■ **TASK DIRECTIONS**
Take from the listing each line that has the string "Users".
= = =
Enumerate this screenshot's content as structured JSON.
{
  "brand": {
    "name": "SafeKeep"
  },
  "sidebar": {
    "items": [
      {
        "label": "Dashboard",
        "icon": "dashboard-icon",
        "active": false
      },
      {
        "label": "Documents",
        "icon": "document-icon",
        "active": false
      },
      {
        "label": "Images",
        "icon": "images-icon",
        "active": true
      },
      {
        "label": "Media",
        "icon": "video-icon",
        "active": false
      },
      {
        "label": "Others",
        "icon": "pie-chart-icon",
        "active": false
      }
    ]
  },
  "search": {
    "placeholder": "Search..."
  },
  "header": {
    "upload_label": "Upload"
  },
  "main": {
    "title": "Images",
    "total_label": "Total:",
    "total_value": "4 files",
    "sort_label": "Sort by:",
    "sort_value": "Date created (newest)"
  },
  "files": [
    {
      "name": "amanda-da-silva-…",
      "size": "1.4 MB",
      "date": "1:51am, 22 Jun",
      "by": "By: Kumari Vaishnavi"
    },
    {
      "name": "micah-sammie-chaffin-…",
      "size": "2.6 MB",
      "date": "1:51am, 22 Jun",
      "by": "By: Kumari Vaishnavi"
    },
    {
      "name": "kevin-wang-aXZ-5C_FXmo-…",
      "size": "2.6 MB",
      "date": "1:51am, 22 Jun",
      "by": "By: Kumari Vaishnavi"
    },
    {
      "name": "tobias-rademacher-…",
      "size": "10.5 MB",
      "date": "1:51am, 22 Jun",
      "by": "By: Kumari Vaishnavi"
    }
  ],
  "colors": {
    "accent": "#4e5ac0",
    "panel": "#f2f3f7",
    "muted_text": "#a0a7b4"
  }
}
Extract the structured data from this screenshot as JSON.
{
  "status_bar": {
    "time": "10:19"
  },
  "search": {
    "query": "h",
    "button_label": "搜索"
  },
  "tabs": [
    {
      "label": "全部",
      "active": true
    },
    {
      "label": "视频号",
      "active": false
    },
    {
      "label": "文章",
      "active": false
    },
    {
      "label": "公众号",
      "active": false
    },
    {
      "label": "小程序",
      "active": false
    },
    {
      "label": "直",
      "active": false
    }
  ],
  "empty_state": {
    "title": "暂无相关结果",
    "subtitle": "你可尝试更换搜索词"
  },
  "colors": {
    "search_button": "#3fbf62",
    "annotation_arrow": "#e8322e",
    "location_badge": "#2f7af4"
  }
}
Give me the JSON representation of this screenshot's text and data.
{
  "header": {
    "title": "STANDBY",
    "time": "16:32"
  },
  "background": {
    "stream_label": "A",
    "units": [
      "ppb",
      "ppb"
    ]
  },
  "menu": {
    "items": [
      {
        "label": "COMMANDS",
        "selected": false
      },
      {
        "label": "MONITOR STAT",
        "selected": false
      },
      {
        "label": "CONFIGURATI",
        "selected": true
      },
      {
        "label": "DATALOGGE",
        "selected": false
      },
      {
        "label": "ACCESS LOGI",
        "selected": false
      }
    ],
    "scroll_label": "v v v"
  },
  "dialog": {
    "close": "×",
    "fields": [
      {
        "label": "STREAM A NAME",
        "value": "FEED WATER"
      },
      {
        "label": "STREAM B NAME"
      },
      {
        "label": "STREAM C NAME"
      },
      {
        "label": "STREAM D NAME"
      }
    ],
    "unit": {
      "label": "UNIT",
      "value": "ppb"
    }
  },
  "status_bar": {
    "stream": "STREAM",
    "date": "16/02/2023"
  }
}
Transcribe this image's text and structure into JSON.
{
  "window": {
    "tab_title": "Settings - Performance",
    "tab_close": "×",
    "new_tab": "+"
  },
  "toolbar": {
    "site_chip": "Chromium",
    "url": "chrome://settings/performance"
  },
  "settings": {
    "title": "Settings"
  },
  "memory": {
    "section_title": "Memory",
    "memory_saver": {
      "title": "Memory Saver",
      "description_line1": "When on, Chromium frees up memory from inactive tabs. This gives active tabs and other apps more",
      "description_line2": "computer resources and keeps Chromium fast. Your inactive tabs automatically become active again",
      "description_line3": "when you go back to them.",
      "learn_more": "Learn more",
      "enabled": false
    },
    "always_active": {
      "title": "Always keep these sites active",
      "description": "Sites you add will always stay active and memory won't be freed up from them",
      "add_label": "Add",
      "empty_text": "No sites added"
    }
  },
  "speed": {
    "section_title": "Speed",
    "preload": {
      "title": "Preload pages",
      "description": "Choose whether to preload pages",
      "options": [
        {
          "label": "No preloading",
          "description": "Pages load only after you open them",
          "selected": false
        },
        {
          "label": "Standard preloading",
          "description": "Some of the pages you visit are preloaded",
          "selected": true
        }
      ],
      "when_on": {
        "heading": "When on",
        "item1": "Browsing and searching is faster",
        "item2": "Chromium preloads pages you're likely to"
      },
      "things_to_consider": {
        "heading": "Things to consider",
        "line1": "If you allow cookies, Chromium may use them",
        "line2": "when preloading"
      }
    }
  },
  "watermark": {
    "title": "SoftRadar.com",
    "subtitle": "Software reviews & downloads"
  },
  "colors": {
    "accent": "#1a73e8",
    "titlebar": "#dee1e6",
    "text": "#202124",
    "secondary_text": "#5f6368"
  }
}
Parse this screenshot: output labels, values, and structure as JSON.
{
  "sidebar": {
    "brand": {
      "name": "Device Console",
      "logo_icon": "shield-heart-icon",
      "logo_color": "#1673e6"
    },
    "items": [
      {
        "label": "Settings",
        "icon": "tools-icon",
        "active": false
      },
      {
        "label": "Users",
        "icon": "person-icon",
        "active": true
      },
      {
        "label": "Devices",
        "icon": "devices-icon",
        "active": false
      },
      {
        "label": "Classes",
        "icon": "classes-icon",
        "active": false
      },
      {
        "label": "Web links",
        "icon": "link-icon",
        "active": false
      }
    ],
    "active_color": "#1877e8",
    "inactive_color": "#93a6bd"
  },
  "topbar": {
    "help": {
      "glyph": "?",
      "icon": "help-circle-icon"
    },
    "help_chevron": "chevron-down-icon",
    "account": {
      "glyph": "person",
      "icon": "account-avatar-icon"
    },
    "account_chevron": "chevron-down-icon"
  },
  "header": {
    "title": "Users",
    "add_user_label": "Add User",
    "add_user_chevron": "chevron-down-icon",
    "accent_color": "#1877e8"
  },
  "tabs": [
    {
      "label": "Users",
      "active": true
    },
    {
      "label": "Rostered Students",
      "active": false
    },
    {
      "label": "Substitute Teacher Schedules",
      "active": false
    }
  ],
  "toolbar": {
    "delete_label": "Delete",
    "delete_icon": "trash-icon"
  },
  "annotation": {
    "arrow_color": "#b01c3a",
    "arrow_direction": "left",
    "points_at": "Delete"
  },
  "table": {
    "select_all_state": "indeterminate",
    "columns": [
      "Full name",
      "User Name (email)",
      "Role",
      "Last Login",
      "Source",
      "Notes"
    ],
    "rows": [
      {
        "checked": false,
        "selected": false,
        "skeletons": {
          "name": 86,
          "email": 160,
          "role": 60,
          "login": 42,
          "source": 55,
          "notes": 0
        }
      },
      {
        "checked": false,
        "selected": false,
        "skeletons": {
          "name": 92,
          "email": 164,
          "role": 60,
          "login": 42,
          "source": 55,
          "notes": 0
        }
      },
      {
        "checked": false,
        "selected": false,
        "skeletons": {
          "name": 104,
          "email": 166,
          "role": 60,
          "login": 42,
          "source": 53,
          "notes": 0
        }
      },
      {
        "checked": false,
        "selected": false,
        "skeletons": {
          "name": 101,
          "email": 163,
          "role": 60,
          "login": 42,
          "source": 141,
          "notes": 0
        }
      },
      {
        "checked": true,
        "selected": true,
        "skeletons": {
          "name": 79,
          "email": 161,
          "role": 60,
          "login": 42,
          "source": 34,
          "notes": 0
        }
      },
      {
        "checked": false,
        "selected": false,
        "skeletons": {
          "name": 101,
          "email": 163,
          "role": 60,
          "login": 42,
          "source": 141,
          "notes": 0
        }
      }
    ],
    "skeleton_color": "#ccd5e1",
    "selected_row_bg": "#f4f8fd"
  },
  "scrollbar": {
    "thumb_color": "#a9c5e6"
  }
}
= = =
■ **WRITTEN SOLUTION**
        "label": "Users",
    "title": "Users",
      "label": "Users",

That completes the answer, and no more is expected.